Directions: Return every record below exactly as written, but leave out the pictures.

Collected data entries:
--- BEGIN ---

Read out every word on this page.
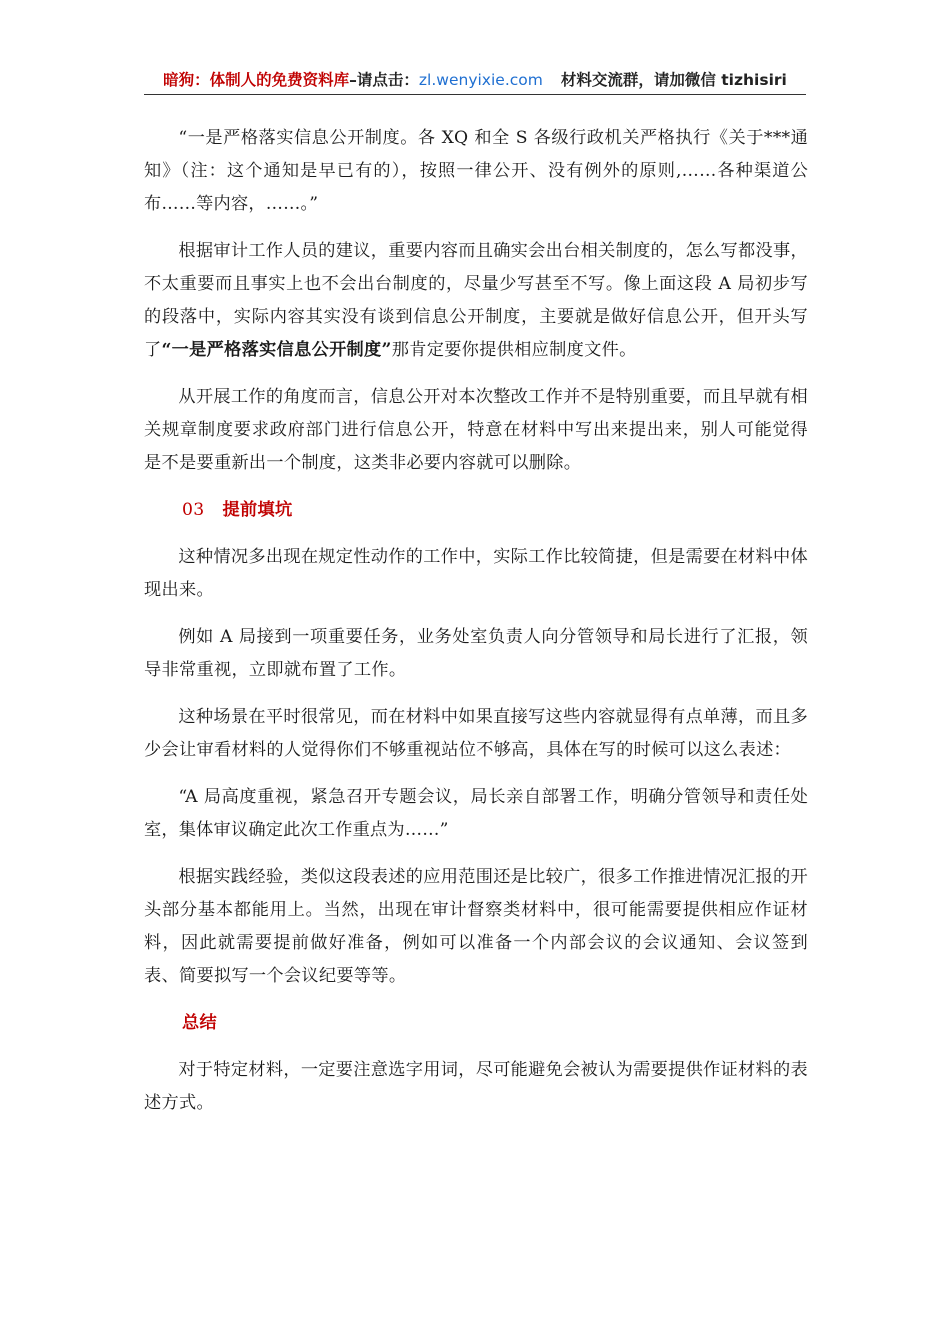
暗狗：体制人的免费资料库–请点击：zl.wenyixie.com 材料交流群，请加微信 tizhisiri

“一是严格落实信息公开制度。各 XQ 和全 S 各级行政机关严格执行《关于***通知》（注：这个通知是早已有的），按照一律公开、没有例外的原则,……各种渠道公布……等内容，……。”

根据审计工作人员的建议，重要内容而且确实会出台相关制度的，怎么写都没事，不太重要而且事实上也不会出台制度的，尽量少写甚至不写。像上面这段 A 局初步写的段落中，实际内容其实没有谈到信息公开制度，主要就是做好信息公开，但开头写了“一是严格落实信息公开制度”那肯定要你提供相应制度文件。

从开展工作的角度而言，信息公开对本次整改工作并不是特别重要，而且早就有相关规章制度要求政府部门进行信息公开，特意在材料中写出来提出来，别人可能觉得是不是要重新出一个制度，这类非必要内容就可以删除。

03 提前填坑

这种情况多出现在规定性动作的工作中，实际工作比较简捷，但是需要在材料中体现出来。

例如 A 局接到一项重要任务，业务处室负责人向分管领导和局长进行了汇报，领导非常重视，立即就布置了工作。

这种场景在平时很常见，而在材料中如果直接写这些内容就显得有点单薄，而且多少会让审看材料的人觉得你们不够重视站位不够高，具体在写的时候可以这么表述：

“A 局高度重视，紧急召开专题会议，局长亲自部署工作，明确分管领导和责任处室，集体审议确定此次工作重点为……”

根据实践经验，类似这段表述的应用范围还是比较广，很多工作推进情况汇报的开头部分基本都能用上。当然，出现在审计督察类材料中，很可能需要提供相应作证材料，因此就需要提前做好准备，例如可以准备一个内部会议的会议通知、会议签到表、简要拟写一个会议纪要等等。

总结

对于特定材料，一定要注意选字用词，尽可能避免会被认为需要提供作证材料的表述方式。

--- END ---

Task solution:
Read out every word on this page.
暗狗：体制人的免费资料库–请点击：zl.wenyixie.com 材料交流群，请加微信 tizhisiri

“一是严格落实信息公开制度。各 XQ 和全 S 各级行政机关严格执行《关于***通知》（注：这个通知是早已有的），按照一律公开、没有例外的原则,……各种渠道公布……等内容，……。”

根据审计工作人员的建议，重要内容而且确实会出台相关制度的，怎么写都没事，不太重要而且事实上也不会出台制度的，尽量少写甚至不写。像上面这段 A 局初步写的段落中，实际内容其实没有谈到信息公开制度，主要就是做好信息公开，但开头写了“一是严格落实信息公开制度”那肯定要你提供相应制度文件。

从开展工作的角度而言，信息公开对本次整改工作并不是特别重要，而且早就有相关规章制度要求政府部门进行信息公开，特意在材料中写出来提出来，别人可能觉得是不是要重新出一个制度，这类非必要内容就可以删除。

03 提前填坑

这种情况多出现在规定性动作的工作中，实际工作比较简捷，但是需要在材料中体现出来。

例如 A 局接到一项重要任务，业务处室负责人向分管领导和局长进行了汇报，领导非常重视，立即就布置了工作。

这种场景在平时很常见，而在材料中如果直接写这些内容就显得有点单薄，而且多少会让审看材料的人觉得你们不够重视站位不够高，具体在写的时候可以这么表述：

“A 局高度重视，紧急召开专题会议，局长亲自部署工作，明确分管领导和责任处室，集体审议确定此次工作重点为……”

根据实践经验，类似这段表述的应用范围还是比较广，很多工作推进情况汇报的开头部分基本都能用上。当然，出现在审计督察类材料中，很可能需要提供相应作证材料，因此就需要提前做好准备，例如可以准备一个内部会议的会议通知、会议签到表、简要拟写一个会议纪要等等。

总结

对于特定材料，一定要注意选字用词，尽可能避免会被认为需要提供作证材料的表述方式。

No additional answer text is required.